Il giornale aveva maturato uno stile e una peculiarità che lo caratterizzerà fino alla fine dei suoi giorni, un linguaggio schietto, senza fronzoli, popolare ma senza superficialità, colto ma senza sfoggio di inutili barocchismi o concetti complicati. Soprattutto Demos cercò sempre di essere sincero, aperto alle novità, poco incline all'adeguamento o all'omologazione sulla moda del momento, sull'opportunità di tendere l'orecchio agli slogans che determinavano via via un'epoca o una fase della vita sociale.
Nella parte centrale della sua vita, quel periodo sopra citato, ma anche dopo, Demos provò, riuscendo in parte, ad essere un riferimento culturale: all'interno della redazione la discussione non era tanto su quale notizia pubblicare o quale denuncia fare per qualche malefatta del potere, ma come riuscire ad essere ponte tra le diversità, a sviluppare relazioni, a essere fonte di dibattito e crescita collettiva.
La cosiddetta controinformazione era una ragione ma non bastava, andava stretta, non era un motivo abbastanza sufficiente per spendere tempo, fatica e, ovviamente, anche soldi, essendo un giornale, praticamente senza pubblicità, sempre al limite del pareggio di bilancio se non in perdita.

Dati forniti:

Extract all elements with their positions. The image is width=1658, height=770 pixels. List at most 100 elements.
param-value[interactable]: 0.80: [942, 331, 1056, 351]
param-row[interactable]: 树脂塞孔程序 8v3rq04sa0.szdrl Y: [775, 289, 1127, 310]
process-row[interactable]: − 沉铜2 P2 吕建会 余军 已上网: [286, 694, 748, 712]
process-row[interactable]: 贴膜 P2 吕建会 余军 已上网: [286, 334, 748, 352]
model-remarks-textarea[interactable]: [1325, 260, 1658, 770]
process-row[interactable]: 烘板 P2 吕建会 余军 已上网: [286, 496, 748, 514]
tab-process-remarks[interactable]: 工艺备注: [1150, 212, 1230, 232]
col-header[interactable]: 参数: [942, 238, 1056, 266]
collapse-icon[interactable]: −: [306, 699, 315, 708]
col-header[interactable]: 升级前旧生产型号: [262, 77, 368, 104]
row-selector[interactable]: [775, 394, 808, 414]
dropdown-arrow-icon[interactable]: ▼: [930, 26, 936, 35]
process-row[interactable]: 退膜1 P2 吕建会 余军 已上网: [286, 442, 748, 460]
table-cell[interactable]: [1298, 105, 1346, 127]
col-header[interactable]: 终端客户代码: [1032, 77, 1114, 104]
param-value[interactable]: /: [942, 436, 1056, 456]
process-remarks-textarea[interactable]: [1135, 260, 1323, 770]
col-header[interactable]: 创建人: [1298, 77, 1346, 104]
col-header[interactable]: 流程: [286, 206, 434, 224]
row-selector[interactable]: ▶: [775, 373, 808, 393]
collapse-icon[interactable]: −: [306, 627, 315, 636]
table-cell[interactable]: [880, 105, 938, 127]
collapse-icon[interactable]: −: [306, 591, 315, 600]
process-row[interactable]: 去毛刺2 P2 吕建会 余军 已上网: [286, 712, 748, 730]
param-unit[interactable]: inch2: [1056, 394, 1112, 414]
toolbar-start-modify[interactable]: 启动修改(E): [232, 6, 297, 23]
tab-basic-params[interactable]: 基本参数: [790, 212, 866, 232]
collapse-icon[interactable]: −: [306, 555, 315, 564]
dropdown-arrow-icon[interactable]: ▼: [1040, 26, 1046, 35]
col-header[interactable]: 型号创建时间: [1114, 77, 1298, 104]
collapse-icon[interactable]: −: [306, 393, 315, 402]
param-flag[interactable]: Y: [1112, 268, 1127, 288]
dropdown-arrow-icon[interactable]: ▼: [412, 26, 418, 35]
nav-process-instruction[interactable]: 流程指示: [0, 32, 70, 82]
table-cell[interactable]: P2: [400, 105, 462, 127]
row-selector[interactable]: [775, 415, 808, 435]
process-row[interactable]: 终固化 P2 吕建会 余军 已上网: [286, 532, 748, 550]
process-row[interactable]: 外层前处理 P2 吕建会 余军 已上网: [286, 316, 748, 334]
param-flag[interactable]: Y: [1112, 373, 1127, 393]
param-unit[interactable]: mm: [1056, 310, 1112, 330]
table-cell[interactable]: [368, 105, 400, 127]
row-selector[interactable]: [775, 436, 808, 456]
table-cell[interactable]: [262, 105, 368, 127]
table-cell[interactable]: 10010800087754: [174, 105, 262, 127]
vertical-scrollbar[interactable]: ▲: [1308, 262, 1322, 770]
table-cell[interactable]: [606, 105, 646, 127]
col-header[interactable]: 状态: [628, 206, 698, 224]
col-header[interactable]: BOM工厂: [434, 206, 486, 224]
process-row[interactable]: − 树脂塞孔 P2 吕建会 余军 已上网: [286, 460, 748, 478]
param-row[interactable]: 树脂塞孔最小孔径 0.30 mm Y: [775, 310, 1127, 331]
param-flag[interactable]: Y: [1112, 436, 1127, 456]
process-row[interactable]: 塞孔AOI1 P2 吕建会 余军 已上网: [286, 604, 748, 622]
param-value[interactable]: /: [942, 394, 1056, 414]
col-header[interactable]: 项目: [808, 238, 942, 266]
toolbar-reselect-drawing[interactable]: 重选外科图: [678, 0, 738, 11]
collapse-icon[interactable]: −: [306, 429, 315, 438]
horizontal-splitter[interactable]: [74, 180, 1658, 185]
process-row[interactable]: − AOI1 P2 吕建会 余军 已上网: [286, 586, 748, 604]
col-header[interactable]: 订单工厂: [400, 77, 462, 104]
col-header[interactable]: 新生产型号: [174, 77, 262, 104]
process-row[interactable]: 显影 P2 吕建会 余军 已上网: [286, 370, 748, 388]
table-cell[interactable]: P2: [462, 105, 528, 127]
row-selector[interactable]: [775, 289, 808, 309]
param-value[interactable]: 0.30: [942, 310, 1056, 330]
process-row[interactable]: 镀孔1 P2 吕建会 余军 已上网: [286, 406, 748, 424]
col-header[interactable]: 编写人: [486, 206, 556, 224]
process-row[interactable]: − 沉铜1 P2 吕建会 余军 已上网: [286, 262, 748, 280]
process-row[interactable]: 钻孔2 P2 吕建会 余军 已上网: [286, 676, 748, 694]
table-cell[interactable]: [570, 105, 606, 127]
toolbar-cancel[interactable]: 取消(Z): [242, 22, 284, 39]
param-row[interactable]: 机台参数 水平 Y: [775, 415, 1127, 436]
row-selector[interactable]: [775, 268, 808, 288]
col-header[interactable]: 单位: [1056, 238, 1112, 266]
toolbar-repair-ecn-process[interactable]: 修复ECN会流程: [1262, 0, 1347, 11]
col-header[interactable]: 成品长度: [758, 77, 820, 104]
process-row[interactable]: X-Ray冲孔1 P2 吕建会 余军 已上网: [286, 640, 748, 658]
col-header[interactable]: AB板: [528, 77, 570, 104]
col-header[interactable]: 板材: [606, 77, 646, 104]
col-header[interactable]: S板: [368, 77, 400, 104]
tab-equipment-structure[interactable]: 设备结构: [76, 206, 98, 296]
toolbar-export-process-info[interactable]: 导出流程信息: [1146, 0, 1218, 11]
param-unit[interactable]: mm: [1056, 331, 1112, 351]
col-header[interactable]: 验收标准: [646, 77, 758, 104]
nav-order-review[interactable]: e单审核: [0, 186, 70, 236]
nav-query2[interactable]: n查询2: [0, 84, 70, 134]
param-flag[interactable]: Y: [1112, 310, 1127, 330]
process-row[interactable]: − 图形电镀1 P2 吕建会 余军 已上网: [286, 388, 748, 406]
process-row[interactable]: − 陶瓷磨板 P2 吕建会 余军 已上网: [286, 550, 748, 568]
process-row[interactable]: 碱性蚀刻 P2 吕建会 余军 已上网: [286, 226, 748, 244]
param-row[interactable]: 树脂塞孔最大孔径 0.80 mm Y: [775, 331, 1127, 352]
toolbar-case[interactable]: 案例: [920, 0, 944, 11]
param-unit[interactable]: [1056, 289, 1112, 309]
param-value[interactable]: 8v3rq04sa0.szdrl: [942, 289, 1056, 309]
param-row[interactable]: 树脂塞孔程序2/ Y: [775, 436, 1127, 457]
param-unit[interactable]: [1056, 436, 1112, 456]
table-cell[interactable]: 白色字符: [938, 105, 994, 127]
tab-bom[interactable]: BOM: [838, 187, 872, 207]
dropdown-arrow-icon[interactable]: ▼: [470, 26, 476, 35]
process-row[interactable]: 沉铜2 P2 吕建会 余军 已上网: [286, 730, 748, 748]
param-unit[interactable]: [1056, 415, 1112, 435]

Esercizi:
1 > Trascrivi dal brano su Demos la parte che inizia con "Nella parte centrale" e termina con "non in perdita.".
2 > Secondo il brano su Demos, perché portare avanti il giornale richiedeva di spendere anche soldi?
3 > Nel brano su Demos, su che cosa verteva soprattutto la discussione all'interno della redazione?

Risposte per esercizio:
1 >
Nella parte centrale della sua vita, quel periodo sopra citato, ma anche dopo, Demos provò, riuscendo in parte, ad essere un riferimento culturale: all'interno della redazione la discussione non era tanto su quale notizia pubblicare o quale denuncia fare per qualche malefatta del potere, ma come riuscire ad essere ponte tra le diversità, a sviluppare relazioni, a essere fonte di dibattito e crescita collettiva.
La cosiddetta controinformazione era una ragione ma non bastava, andava stretta, non era un motivo abbastanza sufficiente per spendere tempo, fatica e, ovviamente, anche soldi, essendo un giornale, praticamente senza pubblicità, sempre al limite del pareggio di bilancio se non in perdita.

2 > Perché Demos era un giornale praticamente senza pubblicità. Per questo era sempre al limite del pareggio di bilancio, se non in perdita.

3 > Su come riuscire a essere ponte tra le diversità, sviluppare relazioni ed essere fonte di dibattito e crescita collettiva.